REQUEST => Please rewrite every entry with "bbox" changed to "bounding box", keeping everything else the same. Leave the pictures out of your answer.

Collected data

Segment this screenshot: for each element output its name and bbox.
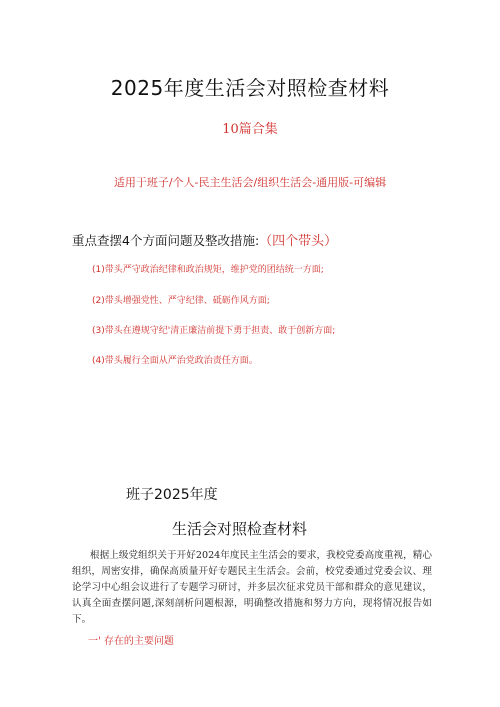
focus-item-4: (4)带头履行全面从严治党政治责任方面。 [92, 356, 258, 366]
focus-item-1: (1)带头严守政治纪律和政治规矩，维护党的团结统一方面; [92, 265, 324, 275]
material-title: 生活会对照检查材料 [172, 520, 308, 538]
applicability-note: 适用于班子/个人-民主生活会/组织生活会-通用版-可编辑 [113, 176, 387, 189]
team-title: 班子2025年度 [126, 487, 218, 503]
focus-item-3: (3)带头在遵规守纪'清正廉洁前提下勇于担责、敢于创新方面; [92, 326, 336, 336]
focus-paren: （四个带头） [259, 234, 338, 249]
body-paragraph: 根据上级党组织关于开好2024年度民主生活会的要求，我校党委高度重视，精心组织，周密安排，确保高质量开好专题民主生活会。会前，校党委通过党委会议、理论学习中心组会议进行了专题学习研讨，并多层次征求党员干部和群众的意见建议，认真全面查摆问题,深刻剖析问题根源，明确整改措施和努力方向，现将情况报告如下。 [72, 550, 432, 625]
focus-heading: 重点查摆4个方面问题及整改措施: [72, 233, 260, 248]
focus-item-2: (2)带头增强党性、严守纪律、砥砺作风方面; [92, 296, 270, 306]
document-title: 2025年度生活会对照检查材料 [110, 76, 390, 100]
focus-heading-line [72, 230, 337, 249]
document-subtitle: 10篇合集 [222, 122, 278, 137]
section-heading: 一' 存在的主要问题 [88, 636, 174, 647]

WRITTEN SOLUTION =>
Segment this screenshot: for each element output its name and bounding box.
focus-item-4: (4)带头履行全面从严治党政治责任方面。 [92, 356, 258, 366]
focus-item-1: (1)带头严守政治纪律和政治规矩，维护党的团结统一方面; [92, 265, 324, 275]
material-title: 生活会对照检查材料 [172, 520, 308, 538]
applicability-note: 适用于班子/个人-民主生活会/组织生活会-通用版-可编辑 [113, 176, 387, 189]
team-title: 班子2025年度 [126, 487, 218, 503]
focus-item-3: (3)带头在遵规守纪'清正廉洁前提下勇于担责、敢于创新方面; [92, 326, 336, 336]
focus-paren: （四个带头） [259, 234, 338, 249]
body-paragraph: 根据上级党组织关于开好2024年度民主生活会的要求，我校党委高度重视，精心组织，周密安排，确保高质量开好专题民主生活会。会前，校党委通过党委会议、理论学习中心组会议进行了专题学习研讨，并多层次征求党员干部和群众的意见建议，认真全面查摆问题,深刻剖析问题根源，明确整改措施和努力方向，现将情况报告如下。 [72, 550, 432, 625]
focus-heading: 重点查摆4个方面问题及整改措施: [72, 233, 260, 248]
focus-item-2: (2)带头增强党性、严守纪律、砥砺作风方面; [92, 296, 270, 306]
document-title: 2025年度生活会对照检查材料 [110, 76, 390, 100]
focus-heading-line [72, 230, 337, 249]
document-subtitle: 10篇合集 [222, 122, 278, 137]
section-heading: 一' 存在的主要问题 [88, 636, 174, 647]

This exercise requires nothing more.